- PROVIDED RECORDS
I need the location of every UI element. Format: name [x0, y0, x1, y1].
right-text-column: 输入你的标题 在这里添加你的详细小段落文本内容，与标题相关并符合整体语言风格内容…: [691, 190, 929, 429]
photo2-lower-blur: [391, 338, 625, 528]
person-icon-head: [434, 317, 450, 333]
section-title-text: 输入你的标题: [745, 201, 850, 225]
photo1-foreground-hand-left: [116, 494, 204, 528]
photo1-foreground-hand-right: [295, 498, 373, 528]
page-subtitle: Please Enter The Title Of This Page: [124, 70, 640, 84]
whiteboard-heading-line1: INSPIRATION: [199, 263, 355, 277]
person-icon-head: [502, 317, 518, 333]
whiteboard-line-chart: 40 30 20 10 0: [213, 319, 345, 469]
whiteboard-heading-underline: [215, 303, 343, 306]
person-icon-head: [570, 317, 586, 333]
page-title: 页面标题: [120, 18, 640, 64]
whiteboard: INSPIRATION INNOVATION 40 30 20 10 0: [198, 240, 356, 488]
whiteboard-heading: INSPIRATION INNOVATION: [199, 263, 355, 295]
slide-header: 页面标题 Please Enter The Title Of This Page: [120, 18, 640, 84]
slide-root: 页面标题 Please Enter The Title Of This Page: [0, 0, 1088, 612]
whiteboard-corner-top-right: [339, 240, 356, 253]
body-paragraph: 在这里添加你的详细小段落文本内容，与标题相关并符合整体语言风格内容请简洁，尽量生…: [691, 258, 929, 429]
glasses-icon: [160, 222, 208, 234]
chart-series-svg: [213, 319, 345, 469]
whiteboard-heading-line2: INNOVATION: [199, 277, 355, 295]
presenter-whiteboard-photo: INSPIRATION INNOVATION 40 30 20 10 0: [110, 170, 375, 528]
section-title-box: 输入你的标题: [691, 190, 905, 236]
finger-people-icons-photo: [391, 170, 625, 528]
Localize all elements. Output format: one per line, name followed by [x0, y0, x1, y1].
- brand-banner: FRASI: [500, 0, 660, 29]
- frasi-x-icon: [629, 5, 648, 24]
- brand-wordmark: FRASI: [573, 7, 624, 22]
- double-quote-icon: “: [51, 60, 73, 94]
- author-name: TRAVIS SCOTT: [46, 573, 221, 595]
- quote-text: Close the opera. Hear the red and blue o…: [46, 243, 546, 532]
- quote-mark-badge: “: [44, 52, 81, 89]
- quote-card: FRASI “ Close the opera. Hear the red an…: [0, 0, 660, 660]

- WRITTEN PROBLEM
Render the lines as a numbered list, from the very first line through the one containing "photo1-foreground-hand-left: [116, 494, 204, 528]", with both ends included and any blank lines omitted.

- WORKED SOLUTION
1. I need the location of every UI element. Format: name [x0, y0, x1, y1].
2. right-text-column: 输入你的标题 在这里添加你的详细小段落文本内容，与标题相关并符合整体语言风格内容…: [691, 190, 929, 429]
3. photo2-lower-blur: [391, 338, 625, 528]
4. person-icon-head: [434, 317, 450, 333]
5. section-title-text: 输入你的标题: [745, 201, 850, 225]
6. photo1-foreground-hand-left: [116, 494, 204, 528]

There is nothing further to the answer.